> **REQUIREMENTS**
Each line below should be retyped exactly, with no pictures.

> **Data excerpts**
## Start
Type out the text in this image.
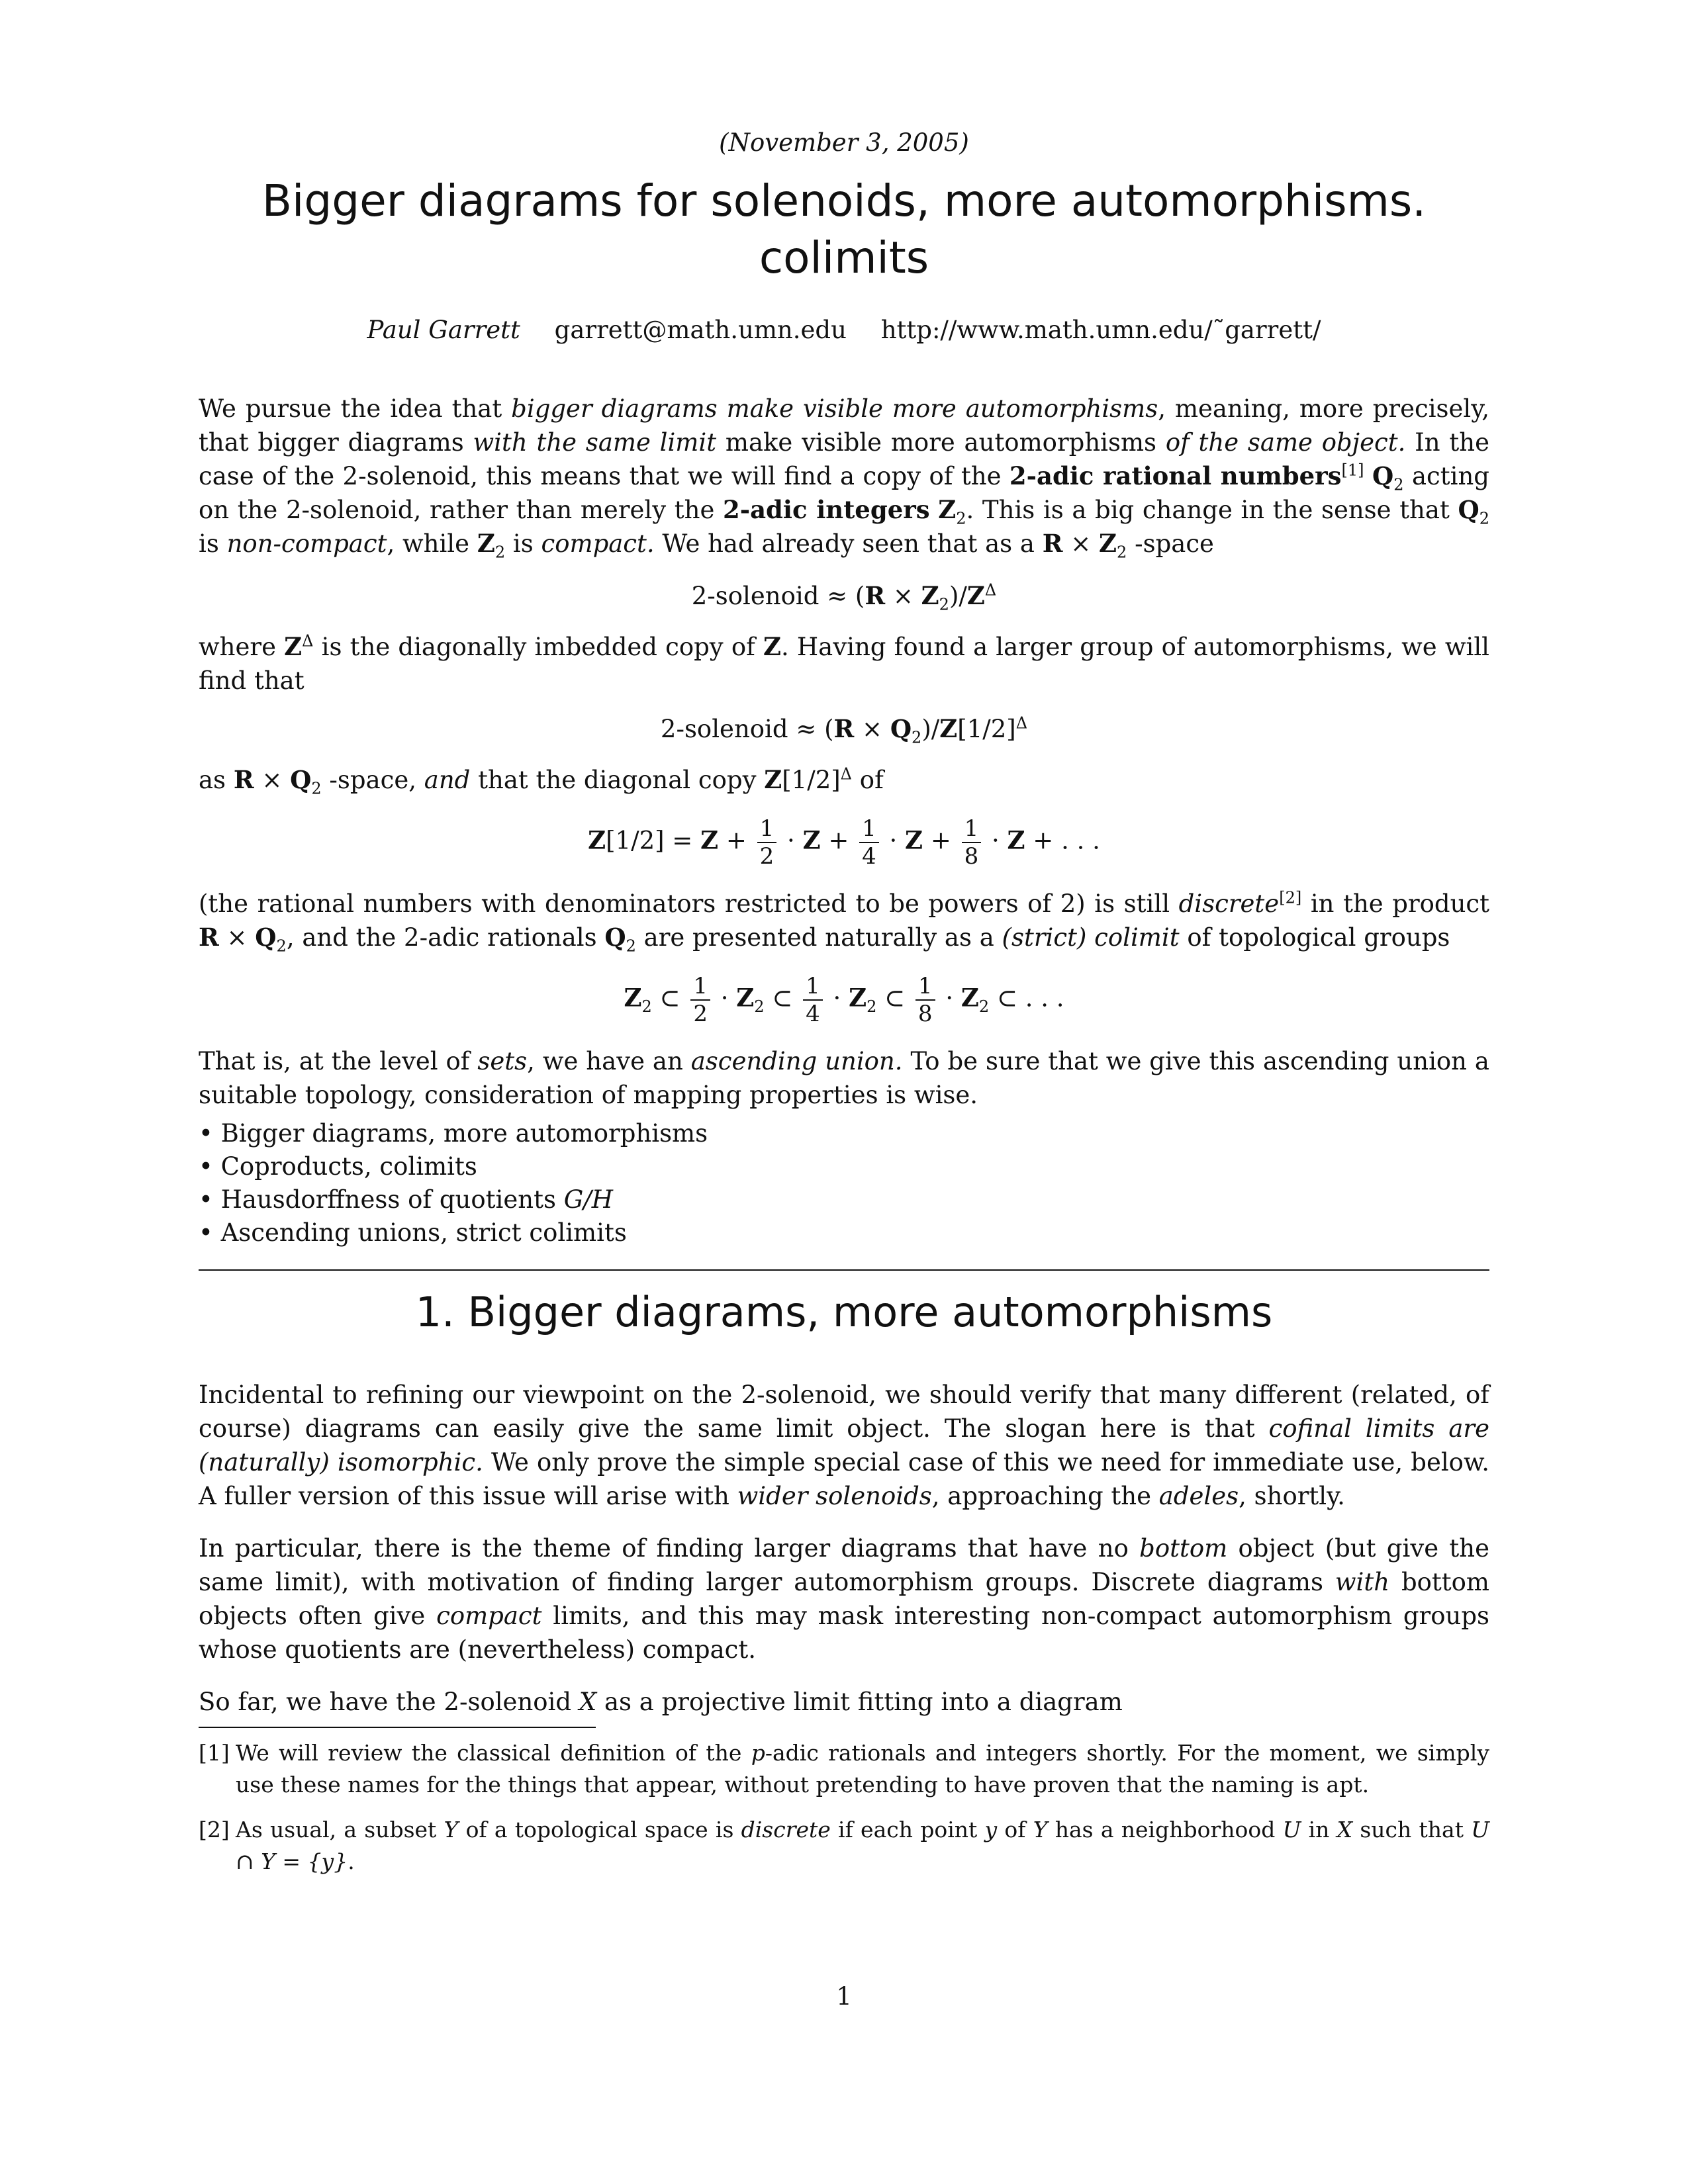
(November 3, 2005)
Bigger diagrams for solenoids, more automorphisms. colimits
Paul Garrett garrett@math.umn.edu http://www.math.umn.edu/˜garrett/

We pursue the idea that bigger diagrams make visible more automorphisms, meaning, more precisely, that bigger diagrams with the same limit make visible more automorphisms of the same object. In the case of the 2-solenoid, this means that we will find a copy of the 2-adic rational numbers[1] $Q_2$ acting on the 2-solenoid, rather than merely the 2-adic integers $Z_2$. This is a big change in the sense that $Q_2$ is non-compact, while $Z_2$ is compact. We had already seen that as a $R \times Z_2$ -space

2-solenoid ≈ $(R \times Z_2)/Z^\Delta$

where $Z^\Delta$ is the diagonally imbedded copy of Z. Having found a larger group of automorphisms, we will find that

2-solenoid ≈ $(R \times Q_2)/Z[1/2]^\Delta$

as $R \times Q_2$ -space, and that the diagonal copy $Z[1/2]^\Delta$ of

$Z[1/2] = Z + \frac{1}{2} \cdot Z + \frac{1}{4} \cdot Z + \frac{1}{8} \cdot Z$ + . . .

(the rational numbers with denominators restricted to be powers of 2) is still discrete[2] in the product $R \times Q_2$, and the 2-adic rationals $Q_2$ are presented naturally as a (strict) colimit of topological groups

$Z_2$ ⊂ $\frac{1}{2} \cdot Z_2$ ⊂ $\frac{1}{4} \cdot Z_2$ ⊂ $\frac{1}{8} \cdot Z_2$ ⊂ . . .

That is, at the level of sets, we have an ascending union. To be sure that we give this ascending union a suitable topology, consideration of mapping properties is wise.

• Bigger diagrams, more automorphisms
• Coproducts, colimits
• Hausdorffness of quotients G/H
• Ascending unions, strict colimits
1. Bigger diagrams, more automorphisms

Incidental to refining our viewpoint on the 2-solenoid, we should verify that many different (related, of course) diagrams can easily give the same limit object. The slogan here is that cofinal limits are (naturally) isomorphic. We only prove the simple special case of this we need for immediate use, below. A fuller version of this issue will arise with wider solenoids, approaching the adeles, shortly.

In particular, there is the theme of finding larger diagrams that have no bottom object (but give the same limit), with motivation of finding larger automorphism groups. Discrete diagrams with bottom objects often give compact limits, and this may mask interesting non-compact automorphism groups whose quotients are (nevertheless) compact.

So far, we have the 2-solenoid X as a projective limit fitting into a diagram

[1] We will review the classical definition of the p-adic rationals and integers shortly. For the moment, we simply use these names for the things that appear, without pretending to have proven that the naming is apt.
[2] As usual, a subset Y of a topological space is discrete if each point y of Y has a neighborhood U in X such that U ∩ Y = {y}.
1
## End
> **WRITTEN RESPONSE**
Type out the text in this image.
(November 3, 2005)
Bigger diagrams for solenoids, more automorphisms. colimits
Paul Garrett garrett@math.umn.edu http://www.math.umn.edu/˜garrett/

We pursue the idea that bigger diagrams make visible more automorphisms, meaning, more precisely, that bigger diagrams with the same limit make visible more automorphisms of the same object. In the case of the 2-solenoid, this means that we will find a copy of the 2-adic rational numbers[1] $Q_2$ acting on the 2-solenoid, rather than merely the 2-adic integers $Z_2$. This is a big change in the sense that $Q_2$ is non-compact, while $Z_2$ is compact. We had already seen that as a $R \times Z_2$ -space

2-solenoid ≈ $(R \times Z_2)/Z^\Delta$

where $Z^\Delta$ is the diagonally imbedded copy of Z. Having found a larger group of automorphisms, we will find that

2-solenoid ≈ $(R \times Q_2)/Z[1/2]^\Delta$

as $R \times Q_2$ -space, and that the diagonal copy $Z[1/2]^\Delta$ of

$Z[1/2] = Z + \frac{1}{2} \cdot Z + \frac{1}{4} \cdot Z + \frac{1}{8} \cdot Z$ + . . .

(the rational numbers with denominators restricted to be powers of 2) is still discrete[2] in the product $R \times Q_2$, and the 2-adic rationals $Q_2$ are presented naturally as a (strict) colimit of topological groups

$Z_2$ ⊂ $\frac{1}{2} \cdot Z_2$ ⊂ $\frac{1}{4} \cdot Z_2$ ⊂ $\frac{1}{8} \cdot Z_2$ ⊂ . . .

That is, at the level of sets, we have an ascending union. To be sure that we give this ascending union a suitable topology, consideration of mapping properties is wise.

• Bigger diagrams, more automorphisms
• Coproducts, colimits
• Hausdorffness of quotients G/H
• Ascending unions, strict colimits
1. Bigger diagrams, more automorphisms

Incidental to refining our viewpoint on the 2-solenoid, we should verify that many different (related, of course) diagrams can easily give the same limit object. The slogan here is that cofinal limits are (naturally) isomorphic. We only prove the simple special case of this we need for immediate use, below. A fuller version of this issue will arise with wider solenoids, approaching the adeles, shortly.

In particular, there is the theme of finding larger diagrams that have no bottom object (but give the same limit), with motivation of finding larger automorphism groups. Discrete diagrams with bottom objects often give compact limits, and this may mask interesting non-compact automorphism groups whose quotients are (nevertheless) compact.

So far, we have the 2-solenoid X as a projective limit fitting into a diagram

[1] We will review the classical definition of the p-adic rationals and integers shortly. For the moment, we simply use these names for the things that appear, without pretending to have proven that the naming is apt.
[2] As usual, a subset Y of a topological space is discrete if each point y of Y has a neighborhood U in X such that U ∩ Y = {y}.
1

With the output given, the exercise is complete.